§ **Extracted information**:

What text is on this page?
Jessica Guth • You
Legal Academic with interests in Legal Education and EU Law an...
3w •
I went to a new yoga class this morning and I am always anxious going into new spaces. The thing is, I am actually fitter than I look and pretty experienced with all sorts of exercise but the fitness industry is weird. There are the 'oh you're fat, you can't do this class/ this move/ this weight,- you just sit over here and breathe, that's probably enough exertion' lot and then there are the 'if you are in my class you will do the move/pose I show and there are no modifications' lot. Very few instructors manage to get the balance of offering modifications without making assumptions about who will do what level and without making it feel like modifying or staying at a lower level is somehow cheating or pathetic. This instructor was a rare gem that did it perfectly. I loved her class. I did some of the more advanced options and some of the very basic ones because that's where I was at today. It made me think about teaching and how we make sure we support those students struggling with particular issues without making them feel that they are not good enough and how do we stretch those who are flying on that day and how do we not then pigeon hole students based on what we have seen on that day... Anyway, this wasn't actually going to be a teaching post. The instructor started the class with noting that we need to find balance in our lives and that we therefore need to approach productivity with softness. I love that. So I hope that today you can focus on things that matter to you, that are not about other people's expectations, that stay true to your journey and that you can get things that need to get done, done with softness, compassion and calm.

§ **What to work on**: Return the entries above exactly, each one complete.

§ **Solved problem**:
What text is on this page?
Jessica Guth • You
Legal Academic with interests in Legal Education and EU Law an...
3w •
I went to a new yoga class this morning and I am always anxious going into new spaces. The thing is, I am actually fitter than I look and pretty experienced with all sorts of exercise but the fitness industry is weird. There are the 'oh you're fat, you can't do this class/ this move/ this weight,- you just sit over here and breathe, that's probably enough exertion' lot and then there are the 'if you are in my class you will do the move/pose I show and there are no modifications' lot. Very few instructors manage to get the balance of offering modifications without making assumptions about who will do what level and without making it feel like modifying or staying at a lower level is somehow cheating or pathetic. This instructor was a rare gem that did it perfectly. I loved her class. I did some of the more advanced options and some of the very basic ones because that's where I was at today. It made me think about teaching and how we make sure we support those students struggling with particular issues without making them feel that they are not good enough and how do we stretch those who are flying on that day and how do we not then pigeon hole students based on what we have seen on that day... Anyway, this wasn't actually going to be a teaching post. The instructor started the class with noting that we need to find balance in our lives and that we therefore need to approach productivity with softness. I love that. So I hope that today you can focus on things that matter to you, that are not about other people's expectations, that stay true to your journey and that you can get things that need to get done, done with softness, compassion and calm.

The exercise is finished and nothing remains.